Extract all of the entries and set them down verbatim.

[Dataset excerpt]
§

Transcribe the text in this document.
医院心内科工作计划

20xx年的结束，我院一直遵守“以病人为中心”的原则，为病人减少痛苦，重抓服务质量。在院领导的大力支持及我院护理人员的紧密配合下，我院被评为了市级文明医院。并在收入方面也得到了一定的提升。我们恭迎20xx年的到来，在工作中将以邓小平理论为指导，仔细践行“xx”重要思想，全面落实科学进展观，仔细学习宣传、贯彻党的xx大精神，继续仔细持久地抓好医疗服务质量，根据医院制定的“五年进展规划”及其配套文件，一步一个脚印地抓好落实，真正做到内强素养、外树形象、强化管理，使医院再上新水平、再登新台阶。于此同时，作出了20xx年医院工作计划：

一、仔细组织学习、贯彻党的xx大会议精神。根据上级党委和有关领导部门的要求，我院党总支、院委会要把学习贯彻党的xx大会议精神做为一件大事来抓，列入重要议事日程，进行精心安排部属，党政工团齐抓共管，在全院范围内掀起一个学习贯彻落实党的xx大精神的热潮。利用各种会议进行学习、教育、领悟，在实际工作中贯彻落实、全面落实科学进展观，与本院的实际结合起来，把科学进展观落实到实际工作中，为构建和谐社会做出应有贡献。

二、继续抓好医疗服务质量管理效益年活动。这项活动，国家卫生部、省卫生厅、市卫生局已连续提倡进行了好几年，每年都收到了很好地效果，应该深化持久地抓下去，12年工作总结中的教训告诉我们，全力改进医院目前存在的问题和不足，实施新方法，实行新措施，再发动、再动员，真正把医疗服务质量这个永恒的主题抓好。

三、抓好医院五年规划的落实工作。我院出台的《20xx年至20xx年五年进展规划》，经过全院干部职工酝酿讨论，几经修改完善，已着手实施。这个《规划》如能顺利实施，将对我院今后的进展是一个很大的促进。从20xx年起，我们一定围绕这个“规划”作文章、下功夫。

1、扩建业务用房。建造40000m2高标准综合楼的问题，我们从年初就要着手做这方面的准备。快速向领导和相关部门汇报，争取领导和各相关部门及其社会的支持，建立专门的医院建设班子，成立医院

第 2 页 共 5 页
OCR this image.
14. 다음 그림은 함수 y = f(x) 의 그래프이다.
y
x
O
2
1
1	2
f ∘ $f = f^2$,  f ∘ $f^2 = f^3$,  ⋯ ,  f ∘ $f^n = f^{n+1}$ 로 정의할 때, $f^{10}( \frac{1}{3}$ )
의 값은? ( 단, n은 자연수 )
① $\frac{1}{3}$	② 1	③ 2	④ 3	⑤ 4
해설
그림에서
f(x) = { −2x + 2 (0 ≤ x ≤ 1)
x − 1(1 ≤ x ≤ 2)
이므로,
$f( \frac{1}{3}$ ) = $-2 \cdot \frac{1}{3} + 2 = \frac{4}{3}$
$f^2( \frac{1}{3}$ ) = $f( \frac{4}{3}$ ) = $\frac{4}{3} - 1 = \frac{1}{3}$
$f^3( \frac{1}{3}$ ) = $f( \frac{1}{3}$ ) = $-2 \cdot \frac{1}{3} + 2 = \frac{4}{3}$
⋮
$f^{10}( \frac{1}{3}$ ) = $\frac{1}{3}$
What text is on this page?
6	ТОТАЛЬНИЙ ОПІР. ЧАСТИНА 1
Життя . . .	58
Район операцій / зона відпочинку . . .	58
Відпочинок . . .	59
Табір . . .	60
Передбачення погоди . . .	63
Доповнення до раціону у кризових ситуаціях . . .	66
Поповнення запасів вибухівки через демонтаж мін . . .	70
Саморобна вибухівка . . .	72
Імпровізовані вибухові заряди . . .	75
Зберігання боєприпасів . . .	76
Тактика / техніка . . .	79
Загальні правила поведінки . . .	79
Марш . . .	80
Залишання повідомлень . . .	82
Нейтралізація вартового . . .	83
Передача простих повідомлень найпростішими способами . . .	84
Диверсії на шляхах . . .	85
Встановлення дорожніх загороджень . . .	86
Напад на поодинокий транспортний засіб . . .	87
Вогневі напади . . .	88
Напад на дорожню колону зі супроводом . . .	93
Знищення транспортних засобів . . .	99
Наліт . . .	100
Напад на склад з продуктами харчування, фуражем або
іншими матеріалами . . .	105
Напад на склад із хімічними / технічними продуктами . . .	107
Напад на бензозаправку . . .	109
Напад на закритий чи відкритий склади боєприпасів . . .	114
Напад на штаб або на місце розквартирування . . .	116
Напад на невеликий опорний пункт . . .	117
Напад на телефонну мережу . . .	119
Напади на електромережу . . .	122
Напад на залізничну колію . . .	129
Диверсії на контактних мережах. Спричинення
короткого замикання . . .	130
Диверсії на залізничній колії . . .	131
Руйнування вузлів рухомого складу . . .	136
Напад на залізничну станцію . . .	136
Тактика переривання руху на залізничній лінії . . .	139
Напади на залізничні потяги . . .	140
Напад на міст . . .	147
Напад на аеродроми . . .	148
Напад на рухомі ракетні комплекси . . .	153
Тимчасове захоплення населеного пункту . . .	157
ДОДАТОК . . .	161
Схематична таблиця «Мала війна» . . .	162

§

## The solution
Transcribe the text in this document.
医院心内科工作计划

20xx年的结束，我院一直遵守“以病人为中心”的原则，为病人减少痛苦，重抓服务质量。在院领导的大力支持及我院护理人员的紧密配合下，我院被评为了市级文明医院。并在收入方面也得到了一定的提升。我们恭迎20xx年的到来，在工作中将以邓小平理论为指导，仔细践行“xx”重要思想，全面落实科学进展观，仔细学习宣传、贯彻党的xx大精神，继续仔细持久地抓好医疗服务质量，根据医院制定的“五年进展规划”及其配套文件，一步一个脚印地抓好落实，真正做到内强素养、外树形象、强化管理，使医院再上新水平、再登新台阶。于此同时，作出了20xx年医院工作计划：

一、仔细组织学习、贯彻党的xx大会议精神。根据上级党委和有关领导部门的要求，我院党总支、院委会要把学习贯彻党的xx大会议精神做为一件大事来抓，列入重要议事日程，进行精心安排部属，党政工团齐抓共管，在全院范围内掀起一个学习贯彻落实党的xx大精神的热潮。利用各种会议进行学习、教育、领悟，在实际工作中贯彻落实、全面落实科学进展观，与本院的实际结合起来，把科学进展观落实到实际工作中，为构建和谐社会做出应有贡献。

二、继续抓好医疗服务质量管理效益年活动。这项活动，国家卫生部、省卫生厅、市卫生局已连续提倡进行了好几年，每年都收到了很好地效果，应该深化持久地抓下去，12年工作总结中的教训告诉我们，全力改进医院目前存在的问题和不足，实施新方法，实行新措施，再发动、再动员，真正把医疗服务质量这个永恒的主题抓好。

三、抓好医院五年规划的落实工作。我院出台的《20xx年至20xx年五年进展规划》，经过全院干部职工酝酿讨论，几经修改完善，已着手实施。这个《规划》如能顺利实施，将对我院今后的进展是一个很大的促进。从20xx年起，我们一定围绕这个“规划”作文章、下功夫。

1、扩建业务用房。建造40000m2高标准综合楼的问题，我们从年初就要着手做这方面的准备。快速向领导和相关部门汇报，争取领导和各相关部门及其社会的支持，建立专门的医院建设班子，成立医院

第 2 页 共 5 页
OCR this image.
14. 다음 그림은 함수 y = f(x) 의 그래프이다.
y
x
O
2
1
1	2
f ∘ $f = f^2$,  f ∘ $f^2 = f^3$,  ⋯ ,  f ∘ $f^n = f^{n+1}$ 로 정의할 때, $f^{10}( \frac{1}{3}$ )
의 값은? ( 단, n은 자연수 )
① $\frac{1}{3}$	② 1	③ 2	④ 3	⑤ 4
해설
그림에서
f(x) = { −2x + 2 (0 ≤ x ≤ 1)
x − 1(1 ≤ x ≤ 2)
이므로,
$f( \frac{1}{3}$ ) = $-2 \cdot \frac{1}{3} + 2 = \frac{4}{3}$
$f^2( \frac{1}{3}$ ) = $f( \frac{4}{3}$ ) = $\frac{4}{3} - 1 = \frac{1}{3}$
$f^3( \frac{1}{3}$ ) = $f( \frac{1}{3}$ ) = $-2 \cdot \frac{1}{3} + 2 = \frac{4}{3}$
⋮
$f^{10}( \frac{1}{3}$ ) = $\frac{1}{3}$
What text is on this page?
6	ТОТАЛЬНИЙ ОПІР. ЧАСТИНА 1
Життя . . .	58
Район операцій / зона відпочинку . . .	58
Відпочинок . . .	59
Табір . . .	60
Передбачення погоди . . .	63
Доповнення до раціону у кризових ситуаціях . . .	66
Поповнення запасів вибухівки через демонтаж мін . . .	70
Саморобна вибухівка . . .	72
Імпровізовані вибухові заряди . . .	75
Зберігання боєприпасів . . .	76
Тактика / техніка . . .	79
Загальні правила поведінки . . .	79
Марш . . .	80
Залишання повідомлень . . .	82
Нейтралізація вартового . . .	83
Передача простих повідомлень найпростішими способами . . .	84
Диверсії на шляхах . . .	85
Встановлення дорожніх загороджень . . .	86
Напад на поодинокий транспортний засіб . . .	87
Вогневі напади . . .	88
Напад на дорожню колону зі супроводом . . .	93
Знищення транспортних засобів . . .	99
Наліт . . .	100
Напад на склад з продуктами харчування, фуражем або
іншими матеріалами . . .	105
Напад на склад із хімічними / технічними продуктами . . .	107
Напад на бензозаправку . . .	109
Напад на закритий чи відкритий склади боєприпасів . . .	114
Напад на штаб або на місце розквартирування . . .	116
Напад на невеликий опорний пункт . . .	117
Напад на телефонну мережу . . .	119
Напади на електромережу . . .	122
Напад на залізничну колію . . .	129
Диверсії на контактних мережах. Спричинення
короткого замикання . . .	130
Диверсії на залізничній колії . . .	131
Руйнування вузлів рухомого складу . . .	136
Напад на залізничну станцію . . .	136
Тактика переривання руху на залізничній лінії . . .	139
Напади на залізничні потяги . . .	140
Напад на міст . . .	147
Напад на аеродроми . . .	148
Напад на рухомі ракетні комплекси . . .	153
Тимчасове захоплення населеного пункту . . .	157
ДОДАТОК . . .	161
Схематична таблиця «Мала війна» . . .	162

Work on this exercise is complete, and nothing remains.